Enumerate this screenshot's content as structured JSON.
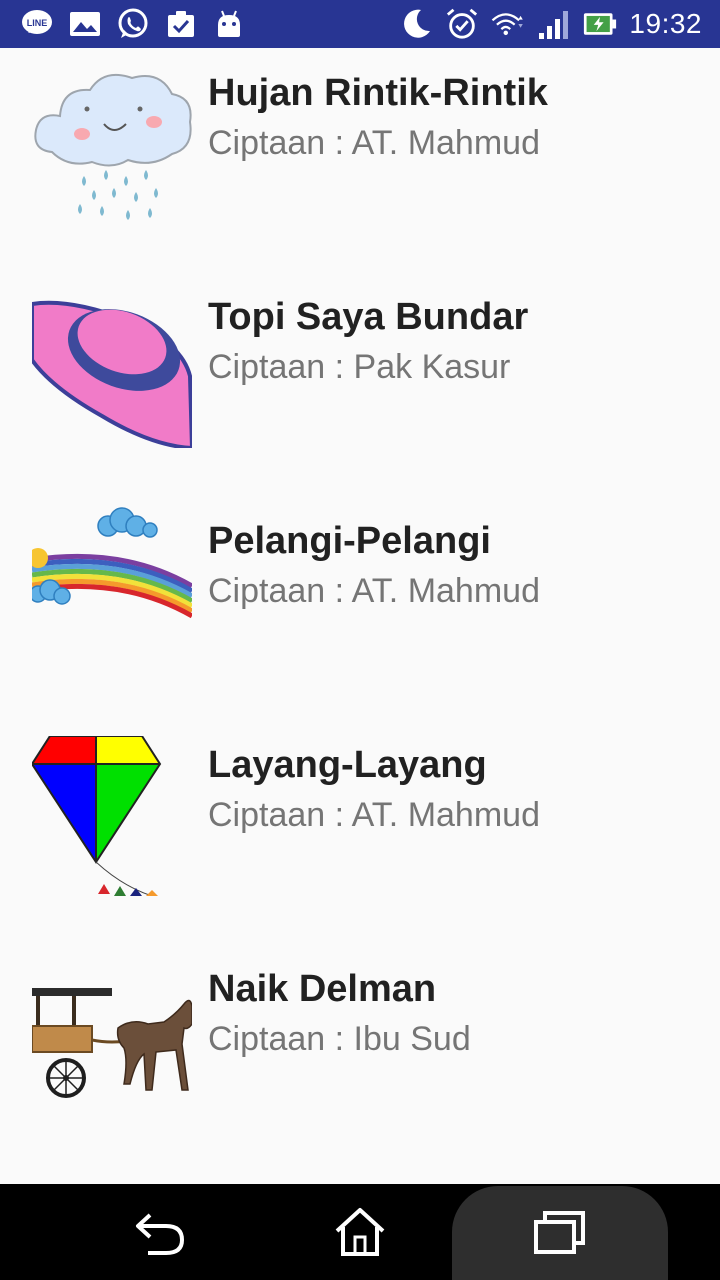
{
  "status_bar": {
    "time": "19:32",
    "left_icons": [
      "line-icon",
      "gallery-icon",
      "whatsapp-icon",
      "clipboard-check-icon",
      "android-icon"
    ],
    "right_icons": [
      "moon-icon",
      "alarm-icon",
      "wifi-icon",
      "signal-icon",
      "battery-charging-icon"
    ],
    "background": "#283593"
  },
  "songs": [
    {
      "title": "Hujan Rintik-Rintik",
      "creator": "Ciptaan : AT. Mahmud",
      "image": "rain-cloud-image"
    },
    {
      "title": "Topi Saya Bundar",
      "creator": "Ciptaan : Pak Kasur",
      "image": "round-hat-image"
    },
    {
      "title": "Pelangi-Pelangi",
      "creator": "Ciptaan : AT. Mahmud",
      "image": "rainbow-image"
    },
    {
      "title": "Layang-Layang",
      "creator": "Ciptaan : AT. Mahmud",
      "image": "kite-image"
    },
    {
      "title": "Naik Delman",
      "creator": "Ciptaan : Ibu Sud",
      "image": "horse-carriage-image"
    }
  ],
  "nav_bar": {
    "buttons": [
      "back-icon",
      "home-icon",
      "recents-icon"
    ]
  }
}
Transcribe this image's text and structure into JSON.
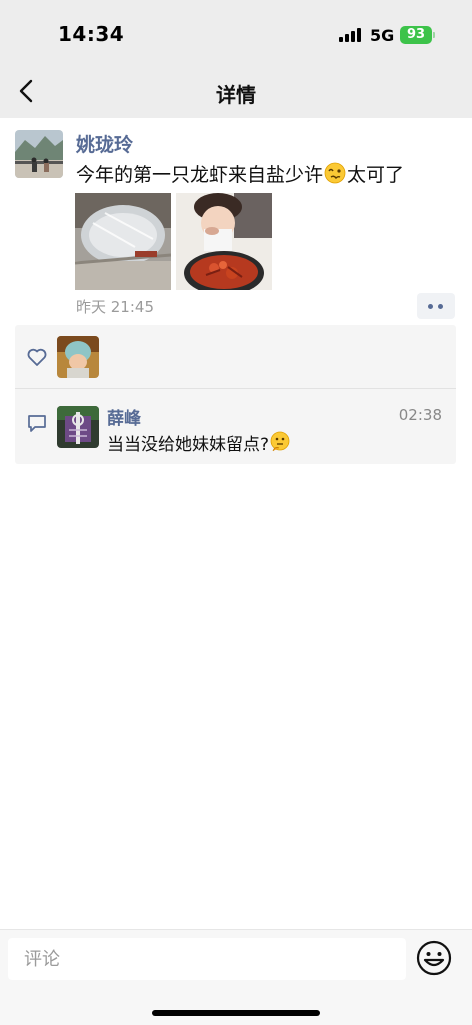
{
  "status_bar": {
    "time": "14:34",
    "network": "5G",
    "battery": "93"
  },
  "nav": {
    "title": "详情",
    "back_icon": "chevron-left-icon"
  },
  "post": {
    "author": "姚珑玲",
    "text_before_emoji": "今年的第一只龙虾来自盐少许",
    "emoji": "woozy-face-emoji",
    "text_after_emoji": "太可了",
    "photos": [
      "crawfish-package-photo",
      "girl-eating-crawfish-photo"
    ],
    "time": "昨天 21:45"
  },
  "likes": {
    "icon": "heart-icon",
    "avatars": [
      "child-helmet-avatar"
    ]
  },
  "comments": [
    {
      "name": "薛峰",
      "time": "02:38",
      "text": "当当没给她妹妹留点?",
      "emoji": "thinking-face-emoji"
    }
  ],
  "composer": {
    "placeholder": "评论",
    "emoji_button": "smiley-face-icon"
  },
  "colors": {
    "link": "#576b95",
    "battery": "#3dc34a",
    "header_bg": "#ededed"
  }
}
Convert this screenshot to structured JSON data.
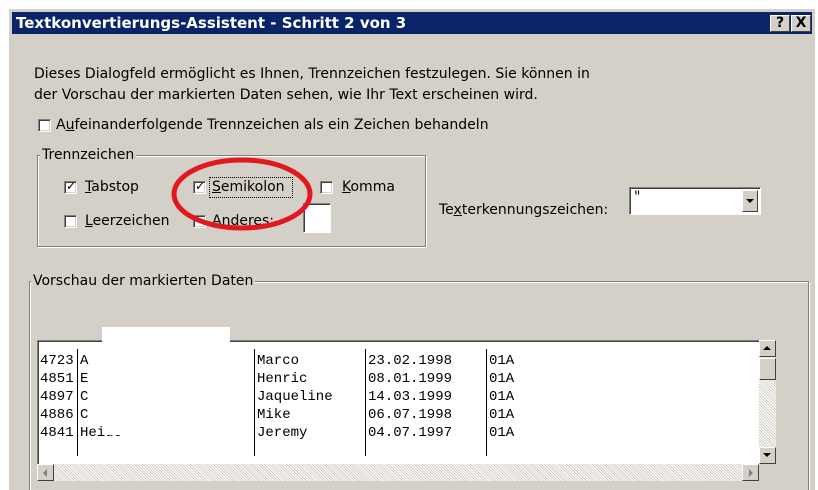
{
  "window": {
    "title": "Textkonvertierungs-Assistent - Schritt 2 von 3",
    "help_button": "?",
    "close_button": "X"
  },
  "description": {
    "line1": "Dieses Dialogfeld ermöglicht es Ihnen, Trennzeichen festzulegen. Sie können in",
    "line2": "der Vorschau der markierten Daten sehen, wie Ihr Text erscheinen wird."
  },
  "consecutive": {
    "label_before": "A",
    "label_ul": "u",
    "label_after": "feinanderfolgende Trennzeichen als ein Zeichen behandeln",
    "checked": false
  },
  "delimiters": {
    "group_label": "Trennzeichen",
    "tab": {
      "ul": "T",
      "rest": "abstop",
      "checked": true
    },
    "semicolon": {
      "ul": "S",
      "rest": "emikolon",
      "checked": true
    },
    "comma": {
      "ul": "K",
      "rest": "omma",
      "checked": false
    },
    "space": {
      "ul": "L",
      "rest": "eerzeichen",
      "checked": false
    },
    "other": {
      "ul": "A",
      "rest": "nderes:",
      "checked": false,
      "value": ""
    }
  },
  "text_qualifier": {
    "label_before": "Te",
    "label_ul": "x",
    "label_after": "terkennungszeichen:",
    "value": "\""
  },
  "preview": {
    "group_label": "Vorschau der markierten Daten",
    "rows": [
      [
        "4723",
        "A",
        "Marco",
        "23.02.1998",
        "01A"
      ],
      [
        "4851",
        "E",
        "Henric",
        "08.01.1999",
        "01A"
      ],
      [
        "4897",
        "C",
        "Jaqueline",
        "14.03.1999",
        "01A"
      ],
      [
        "4886",
        "C",
        "Mike",
        "06.07.1998",
        "01A"
      ],
      [
        "4841",
        "Heide",
        "Jeremy",
        "04.07.1997",
        "01A"
      ]
    ]
  },
  "colors": {
    "titlebar": "#0a246a",
    "dialog_bg": "#d4d0c8",
    "highlight_circle": "#e0191f"
  }
}
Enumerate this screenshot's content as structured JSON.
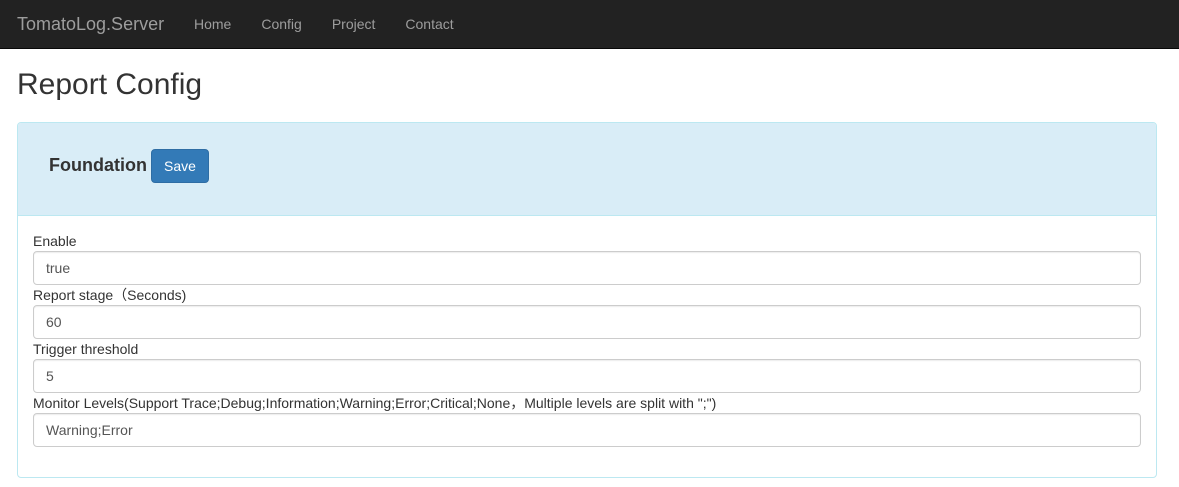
{
  "navbar": {
    "brand": "TomatoLog.Server",
    "items": [
      {
        "label": "Home"
      },
      {
        "label": "Config"
      },
      {
        "label": "Project"
      },
      {
        "label": "Contact"
      }
    ]
  },
  "page": {
    "title": "Report Config"
  },
  "panel": {
    "title": "Foundation",
    "save_label": "Save",
    "fields": [
      {
        "label": "Enable",
        "value": "true"
      },
      {
        "label": "Report stage（Seconds)",
        "value": "60"
      },
      {
        "label": "Trigger threshold",
        "value": "5"
      },
      {
        "label": "Monitor Levels(Support Trace;Debug;Information;Warning;Error;Critical;None，Multiple levels are split with \";\")",
        "value": "Warning;Error"
      }
    ]
  },
  "colors": {
    "navbar_bg": "#222222",
    "panel_heading_bg": "#d9edf7",
    "panel_border": "#bce8f1",
    "primary_button": "#337ab7"
  }
}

■ Exercise goal
Pictures are not part of the copy; output everything else in the records exactly.

■ Task output
Enumerate this screenshot's content as structured JSON.
{
  "status_bar": {
    "time": "19:32",
    "left_icons": [
      "line-icon",
      "gallery-icon",
      "whatsapp-icon",
      "clipboard-check-icon",
      "android-icon"
    ],
    "right_icons": [
      "moon-icon",
      "alarm-icon",
      "wifi-icon",
      "signal-icon",
      "battery-charging-icon"
    ],
    "background": "#283593"
  },
  "songs": [
    {
      "title": "Hujan Rintik-Rintik",
      "creator": "Ciptaan : AT. Mahmud",
      "image": "rain-cloud-image"
    },
    {
      "title": "Topi Saya Bundar",
      "creator": "Ciptaan : Pak Kasur",
      "image": "round-hat-image"
    },
    {
      "title": "Pelangi-Pelangi",
      "creator": "Ciptaan : AT. Mahmud",
      "image": "rainbow-image"
    },
    {
      "title": "Layang-Layang",
      "creator": "Ciptaan : AT. Mahmud",
      "image": "kite-image"
    },
    {
      "title": "Naik Delman",
      "creator": "Ciptaan : Ibu Sud",
      "image": "horse-carriage-image"
    }
  ],
  "nav_bar": {
    "buttons": [
      "back-icon",
      "home-icon",
      "recents-icon"
    ]
  }
}
Transcribe this image's text and structure into JSON.
{
  "status_bar": {
    "time": "14:34",
    "network": "5G",
    "battery": "93"
  },
  "nav": {
    "title": "详情",
    "back_icon": "chevron-left-icon"
  },
  "post": {
    "author": "姚珑玲",
    "text_before_emoji": "今年的第一只龙虾来自盐少许",
    "emoji": "woozy-face-emoji",
    "text_after_emoji": "太可了",
    "photos": [
      "crawfish-package-photo",
      "girl-eating-crawfish-photo"
    ],
    "time": "昨天 21:45"
  },
  "likes": {
    "icon": "heart-icon",
    "avatars": [
      "child-helmet-avatar"
    ]
  },
  "comments": [
    {
      "name": "薛峰",
      "time": "02:38",
      "text": "当当没给她妹妹留点?",
      "emoji": "thinking-face-emoji"
    }
  ],
  "composer": {
    "placeholder": "评论",
    "emoji_button": "smiley-face-icon"
  },
  "colors": {
    "link": "#576b95",
    "battery": "#3dc34a",
    "header_bg": "#ededed"
  }
}
Convert this screenshot to structured JSON data.
{
  "window": {
    "title": "Textkonvertierungs-Assistent - Schritt 2 von 3",
    "help_button": "?",
    "close_button": "X"
  },
  "description": {
    "line1": "Dieses Dialogfeld ermöglicht es Ihnen, Trennzeichen festzulegen. Sie können in",
    "line2": "der Vorschau der markierten Daten sehen, wie Ihr Text erscheinen wird."
  },
  "consecutive": {
    "label_before": "A",
    "label_ul": "u",
    "label_after": "feinanderfolgende Trennzeichen als ein Zeichen behandeln",
    "checked": false
  },
  "delimiters": {
    "group_label": "Trennzeichen",
    "tab": {
      "ul": "T",
      "rest": "abstop",
      "checked": true
    },
    "semicolon": {
      "ul": "S",
      "rest": "emikolon",
      "checked": true
    },
    "comma": {
      "ul": "K",
      "rest": "omma",
      "checked": false
    },
    "space": {
      "ul": "L",
      "rest": "eerzeichen",
      "checked": false
    },
    "other": {
      "ul": "A",
      "rest": "nderes:",
      "checked": false,
      "value": ""
    }
  },
  "text_qualifier": {
    "label_before": "Te",
    "label_ul": "x",
    "label_after": "terkennungszeichen:",
    "value": "\""
  },
  "preview": {
    "group_label": "Vorschau der markierten Daten",
    "rows": [
      [
        "4723",
        "A",
        "Marco",
        "23.02.1998",
        "01A"
      ],
      [
        "4851",
        "E",
        "Henric",
        "08.01.1999",
        "01A"
      ],
      [
        "4897",
        "C",
        "Jaqueline",
        "14.03.1999",
        "01A"
      ],
      [
        "4886",
        "C",
        "Mike",
        "06.07.1998",
        "01A"
      ],
      [
        "4841",
        "Heide",
        "Jeremy",
        "04.07.1997",
        "01A"
      ]
    ]
  },
  "colors": {
    "titlebar": "#0a246a",
    "dialog_bg": "#d4d0c8",
    "highlight_circle": "#e0191f"
  }
}
Enumerate this screenshot's content as structured JSON.
{
  "navbar": {
    "brand": "TomatoLog.Server",
    "items": [
      {
        "label": "Home"
      },
      {
        "label": "Config"
      },
      {
        "label": "Project"
      },
      {
        "label": "Contact"
      }
    ]
  },
  "page": {
    "title": "Report Config"
  },
  "panel": {
    "title": "Foundation",
    "save_label": "Save",
    "fields": [
      {
        "label": "Enable",
        "value": "true"
      },
      {
        "label": "Report stage（Seconds)",
        "value": "60"
      },
      {
        "label": "Trigger threshold",
        "value": "5"
      },
      {
        "label": "Monitor Levels(Support Trace;Debug;Information;Warning;Error;Critical;None，Multiple levels are split with \";\")",
        "value": "Warning;Error"
      }
    ]
  },
  "colors": {
    "navbar_bg": "#222222",
    "panel_heading_bg": "#d9edf7",
    "panel_border": "#bce8f1",
    "primary_button": "#337ab7"
  }
}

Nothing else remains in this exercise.